> _Written problem_: Omit every picture and return the rest of the data unaltered.

> _Listed entries_:
+---+
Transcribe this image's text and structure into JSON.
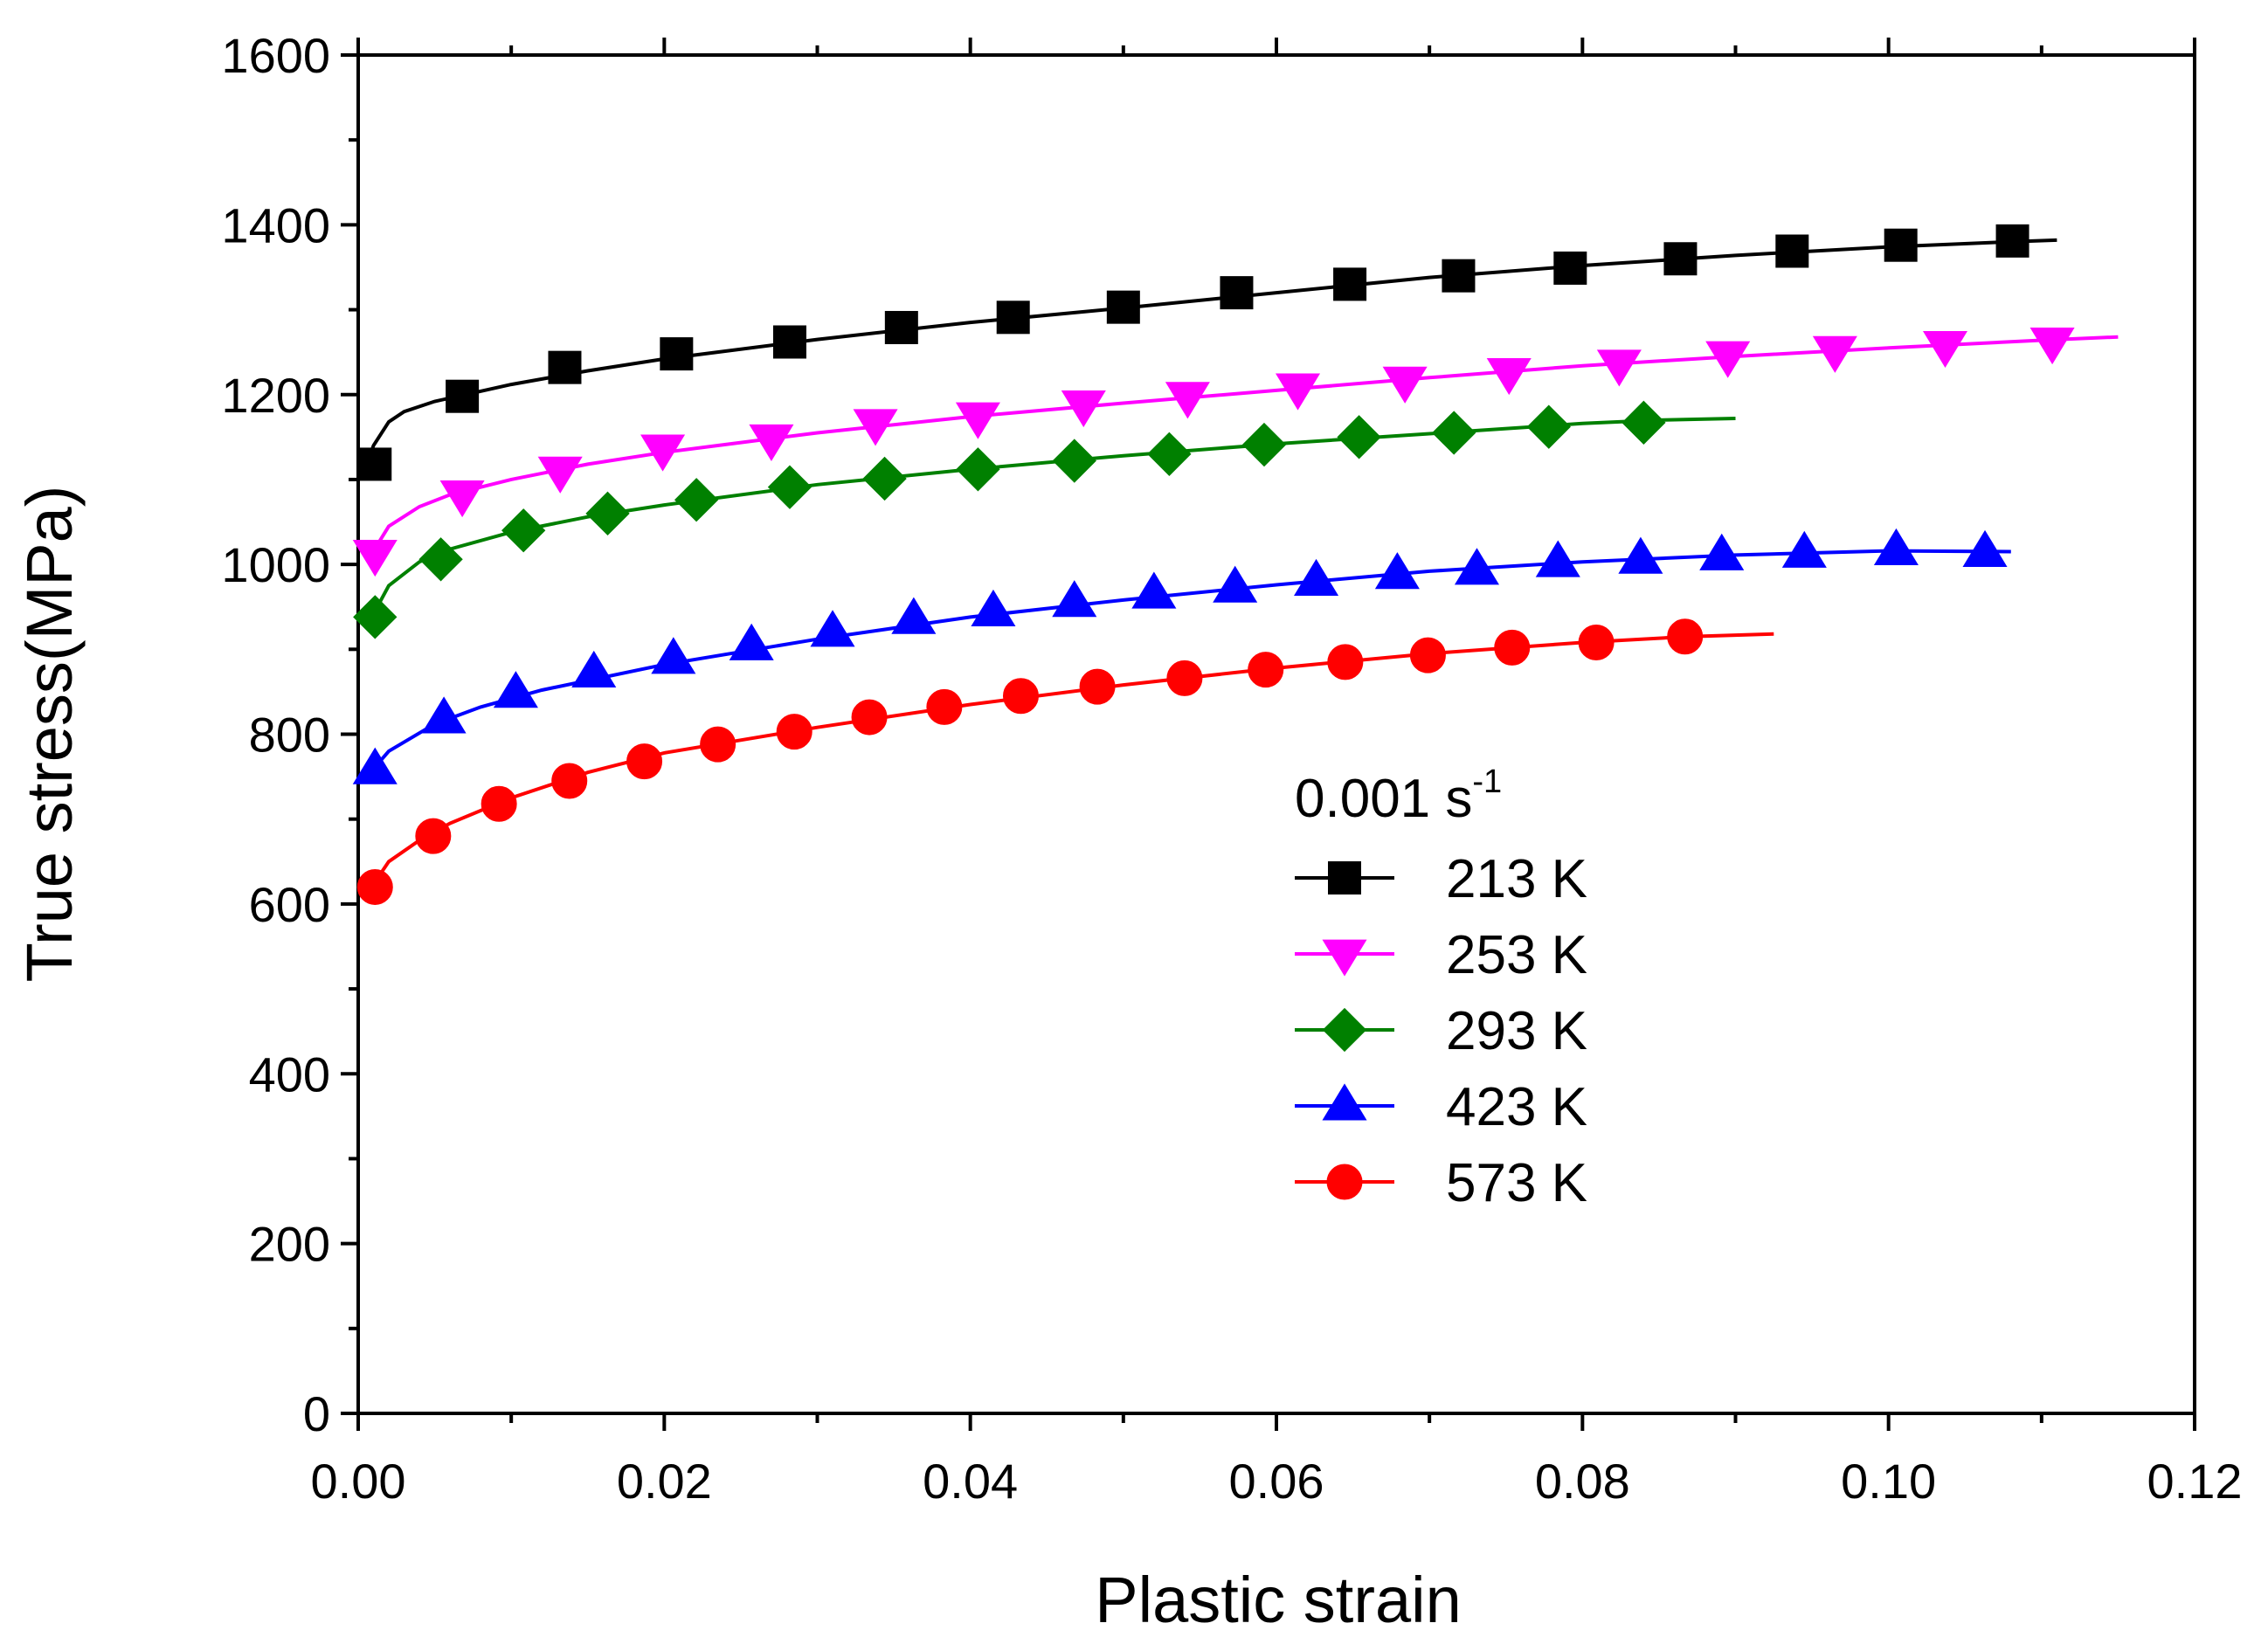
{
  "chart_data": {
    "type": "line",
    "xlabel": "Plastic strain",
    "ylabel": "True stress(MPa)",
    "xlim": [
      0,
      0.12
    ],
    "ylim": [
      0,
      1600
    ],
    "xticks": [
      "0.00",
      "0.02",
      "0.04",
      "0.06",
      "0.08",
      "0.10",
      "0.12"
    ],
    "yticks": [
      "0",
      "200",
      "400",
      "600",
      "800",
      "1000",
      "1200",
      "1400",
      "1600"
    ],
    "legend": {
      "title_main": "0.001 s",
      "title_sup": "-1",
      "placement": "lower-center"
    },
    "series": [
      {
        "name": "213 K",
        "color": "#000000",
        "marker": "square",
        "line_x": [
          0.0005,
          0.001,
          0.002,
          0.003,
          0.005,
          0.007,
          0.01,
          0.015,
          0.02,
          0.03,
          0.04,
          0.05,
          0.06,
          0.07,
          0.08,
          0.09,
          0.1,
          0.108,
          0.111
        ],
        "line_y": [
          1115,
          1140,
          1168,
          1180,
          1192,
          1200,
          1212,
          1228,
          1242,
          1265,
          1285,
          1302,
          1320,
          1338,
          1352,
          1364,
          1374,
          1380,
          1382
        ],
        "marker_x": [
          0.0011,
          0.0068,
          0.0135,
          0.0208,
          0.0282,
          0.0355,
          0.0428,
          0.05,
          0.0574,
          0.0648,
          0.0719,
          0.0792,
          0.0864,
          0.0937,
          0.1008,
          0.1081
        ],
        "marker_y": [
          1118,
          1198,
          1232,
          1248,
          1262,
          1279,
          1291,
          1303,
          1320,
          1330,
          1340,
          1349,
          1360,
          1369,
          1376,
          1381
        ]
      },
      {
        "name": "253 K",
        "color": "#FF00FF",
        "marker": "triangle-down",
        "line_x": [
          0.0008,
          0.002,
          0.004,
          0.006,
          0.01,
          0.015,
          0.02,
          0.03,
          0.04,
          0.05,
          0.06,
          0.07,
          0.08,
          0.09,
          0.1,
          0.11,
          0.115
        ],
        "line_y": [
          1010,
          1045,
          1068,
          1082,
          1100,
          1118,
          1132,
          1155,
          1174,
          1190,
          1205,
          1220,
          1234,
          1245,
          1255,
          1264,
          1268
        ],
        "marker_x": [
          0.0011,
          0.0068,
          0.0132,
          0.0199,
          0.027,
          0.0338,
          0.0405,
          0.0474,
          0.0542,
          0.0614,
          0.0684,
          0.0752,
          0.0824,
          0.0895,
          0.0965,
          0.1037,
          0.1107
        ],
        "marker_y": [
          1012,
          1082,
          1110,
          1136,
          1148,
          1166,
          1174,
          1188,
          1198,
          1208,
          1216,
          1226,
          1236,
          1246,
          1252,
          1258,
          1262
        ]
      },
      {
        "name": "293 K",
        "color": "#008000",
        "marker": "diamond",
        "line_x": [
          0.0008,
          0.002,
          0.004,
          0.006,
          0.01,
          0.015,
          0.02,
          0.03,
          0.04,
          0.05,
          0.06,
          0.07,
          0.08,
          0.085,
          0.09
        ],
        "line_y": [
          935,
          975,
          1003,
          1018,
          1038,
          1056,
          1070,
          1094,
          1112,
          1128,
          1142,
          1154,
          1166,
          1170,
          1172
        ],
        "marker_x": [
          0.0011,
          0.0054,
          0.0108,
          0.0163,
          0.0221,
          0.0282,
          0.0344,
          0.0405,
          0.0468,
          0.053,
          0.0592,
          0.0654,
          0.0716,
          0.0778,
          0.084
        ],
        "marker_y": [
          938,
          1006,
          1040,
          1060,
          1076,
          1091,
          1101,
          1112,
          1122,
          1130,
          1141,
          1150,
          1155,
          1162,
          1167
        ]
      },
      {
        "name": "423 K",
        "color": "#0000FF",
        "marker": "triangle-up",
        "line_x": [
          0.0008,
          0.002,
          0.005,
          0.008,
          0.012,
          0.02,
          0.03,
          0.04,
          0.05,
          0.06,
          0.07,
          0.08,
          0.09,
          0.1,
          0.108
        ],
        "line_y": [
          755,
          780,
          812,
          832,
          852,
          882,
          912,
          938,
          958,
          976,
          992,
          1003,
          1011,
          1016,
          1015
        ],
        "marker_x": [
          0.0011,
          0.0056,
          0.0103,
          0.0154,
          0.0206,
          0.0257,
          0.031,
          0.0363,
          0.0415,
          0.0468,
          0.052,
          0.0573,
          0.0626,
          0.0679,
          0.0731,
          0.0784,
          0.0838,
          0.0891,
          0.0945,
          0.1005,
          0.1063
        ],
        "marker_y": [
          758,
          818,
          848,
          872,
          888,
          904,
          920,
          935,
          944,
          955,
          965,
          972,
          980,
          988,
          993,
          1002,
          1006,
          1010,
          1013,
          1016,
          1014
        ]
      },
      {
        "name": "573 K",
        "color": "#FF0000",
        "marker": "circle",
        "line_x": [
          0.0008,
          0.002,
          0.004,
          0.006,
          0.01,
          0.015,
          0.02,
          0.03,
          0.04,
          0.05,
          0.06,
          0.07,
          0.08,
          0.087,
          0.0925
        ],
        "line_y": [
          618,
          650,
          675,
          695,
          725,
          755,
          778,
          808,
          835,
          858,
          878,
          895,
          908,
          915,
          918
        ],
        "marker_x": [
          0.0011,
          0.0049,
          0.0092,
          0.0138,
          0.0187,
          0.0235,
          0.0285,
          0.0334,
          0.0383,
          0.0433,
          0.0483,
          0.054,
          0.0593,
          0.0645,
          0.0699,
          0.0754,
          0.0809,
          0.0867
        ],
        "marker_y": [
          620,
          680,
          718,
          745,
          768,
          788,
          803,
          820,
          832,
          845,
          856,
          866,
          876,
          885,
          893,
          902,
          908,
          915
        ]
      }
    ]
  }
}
+---+
> _Exercise output_:
Transcribe this image's text and structure into JSON.
{
  "chart_data": {
    "type": "line",
    "xlabel": "Plastic strain",
    "ylabel": "True stress(MPa)",
    "xlim": [
      0,
      0.12
    ],
    "ylim": [
      0,
      1600
    ],
    "xticks": [
      "0.00",
      "0.02",
      "0.04",
      "0.06",
      "0.08",
      "0.10",
      "0.12"
    ],
    "yticks": [
      "0",
      "200",
      "400",
      "600",
      "800",
      "1000",
      "1200",
      "1400",
      "1600"
    ],
    "legend": {
      "title_main": "0.001 s",
      "title_sup": "-1",
      "placement": "lower-center"
    },
    "series": [
      {
        "name": "213 K",
        "color": "#000000",
        "marker": "square",
        "line_x": [
          0.0005,
          0.001,
          0.002,
          0.003,
          0.005,
          0.007,
          0.01,
          0.015,
          0.02,
          0.03,
          0.04,
          0.05,
          0.06,
          0.07,
          0.08,
          0.09,
          0.1,
          0.108,
          0.111
        ],
        "line_y": [
          1115,
          1140,
          1168,
          1180,
          1192,
          1200,
          1212,
          1228,
          1242,
          1265,
          1285,
          1302,
          1320,
          1338,
          1352,
          1364,
          1374,
          1380,
          1382
        ],
        "marker_x": [
          0.0011,
          0.0068,
          0.0135,
          0.0208,
          0.0282,
          0.0355,
          0.0428,
          0.05,
          0.0574,
          0.0648,
          0.0719,
          0.0792,
          0.0864,
          0.0937,
          0.1008,
          0.1081
        ],
        "marker_y": [
          1118,
          1198,
          1232,
          1248,
          1262,
          1279,
          1291,
          1303,
          1320,
          1330,
          1340,
          1349,
          1360,
          1369,
          1376,
          1381
        ]
      },
      {
        "name": "253 K",
        "color": "#FF00FF",
        "marker": "triangle-down",
        "line_x": [
          0.0008,
          0.002,
          0.004,
          0.006,
          0.01,
          0.015,
          0.02,
          0.03,
          0.04,
          0.05,
          0.06,
          0.07,
          0.08,
          0.09,
          0.1,
          0.11,
          0.115
        ],
        "line_y": [
          1010,
          1045,
          1068,
          1082,
          1100,
          1118,
          1132,
          1155,
          1174,
          1190,
          1205,
          1220,
          1234,
          1245,
          1255,
          1264,
          1268
        ],
        "marker_x": [
          0.0011,
          0.0068,
          0.0132,
          0.0199,
          0.027,
          0.0338,
          0.0405,
          0.0474,
          0.0542,
          0.0614,
          0.0684,
          0.0752,
          0.0824,
          0.0895,
          0.0965,
          0.1037,
          0.1107
        ],
        "marker_y": [
          1012,
          1082,
          1110,
          1136,
          1148,
          1166,
          1174,
          1188,
          1198,
          1208,
          1216,
          1226,
          1236,
          1246,
          1252,
          1258,
          1262
        ]
      },
      {
        "name": "293 K",
        "color": "#008000",
        "marker": "diamond",
        "line_x": [
          0.0008,
          0.002,
          0.004,
          0.006,
          0.01,
          0.015,
          0.02,
          0.03,
          0.04,
          0.05,
          0.06,
          0.07,
          0.08,
          0.085,
          0.09
        ],
        "line_y": [
          935,
          975,
          1003,
          1018,
          1038,
          1056,
          1070,
          1094,
          1112,
          1128,
          1142,
          1154,
          1166,
          1170,
          1172
        ],
        "marker_x": [
          0.0011,
          0.0054,
          0.0108,
          0.0163,
          0.0221,
          0.0282,
          0.0344,
          0.0405,
          0.0468,
          0.053,
          0.0592,
          0.0654,
          0.0716,
          0.0778,
          0.084
        ],
        "marker_y": [
          938,
          1006,
          1040,
          1060,
          1076,
          1091,
          1101,
          1112,
          1122,
          1130,
          1141,
          1150,
          1155,
          1162,
          1167
        ]
      },
      {
        "name": "423 K",
        "color": "#0000FF",
        "marker": "triangle-up",
        "line_x": [
          0.0008,
          0.002,
          0.005,
          0.008,
          0.012,
          0.02,
          0.03,
          0.04,
          0.05,
          0.06,
          0.07,
          0.08,
          0.09,
          0.1,
          0.108
        ],
        "line_y": [
          755,
          780,
          812,
          832,
          852,
          882,
          912,
          938,
          958,
          976,
          992,
          1003,
          1011,
          1016,
          1015
        ],
        "marker_x": [
          0.0011,
          0.0056,
          0.0103,
          0.0154,
          0.0206,
          0.0257,
          0.031,
          0.0363,
          0.0415,
          0.0468,
          0.052,
          0.0573,
          0.0626,
          0.0679,
          0.0731,
          0.0784,
          0.0838,
          0.0891,
          0.0945,
          0.1005,
          0.1063
        ],
        "marker_y": [
          758,
          818,
          848,
          872,
          888,
          904,
          920,
          935,
          944,
          955,
          965,
          972,
          980,
          988,
          993,
          1002,
          1006,
          1010,
          1013,
          1016,
          1014
        ]
      },
      {
        "name": "573 K",
        "color": "#FF0000",
        "marker": "circle",
        "line_x": [
          0.0008,
          0.002,
          0.004,
          0.006,
          0.01,
          0.015,
          0.02,
          0.03,
          0.04,
          0.05,
          0.06,
          0.07,
          0.08,
          0.087,
          0.0925
        ],
        "line_y": [
          618,
          650,
          675,
          695,
          725,
          755,
          778,
          808,
          835,
          858,
          878,
          895,
          908,
          915,
          918
        ],
        "marker_x": [
          0.0011,
          0.0049,
          0.0092,
          0.0138,
          0.0187,
          0.0235,
          0.0285,
          0.0334,
          0.0383,
          0.0433,
          0.0483,
          0.054,
          0.0593,
          0.0645,
          0.0699,
          0.0754,
          0.0809,
          0.0867
        ],
        "marker_y": [
          620,
          680,
          718,
          745,
          768,
          788,
          803,
          820,
          832,
          845,
          856,
          866,
          876,
          885,
          893,
          902,
          908,
          915
        ]
      }
    ]
  }
}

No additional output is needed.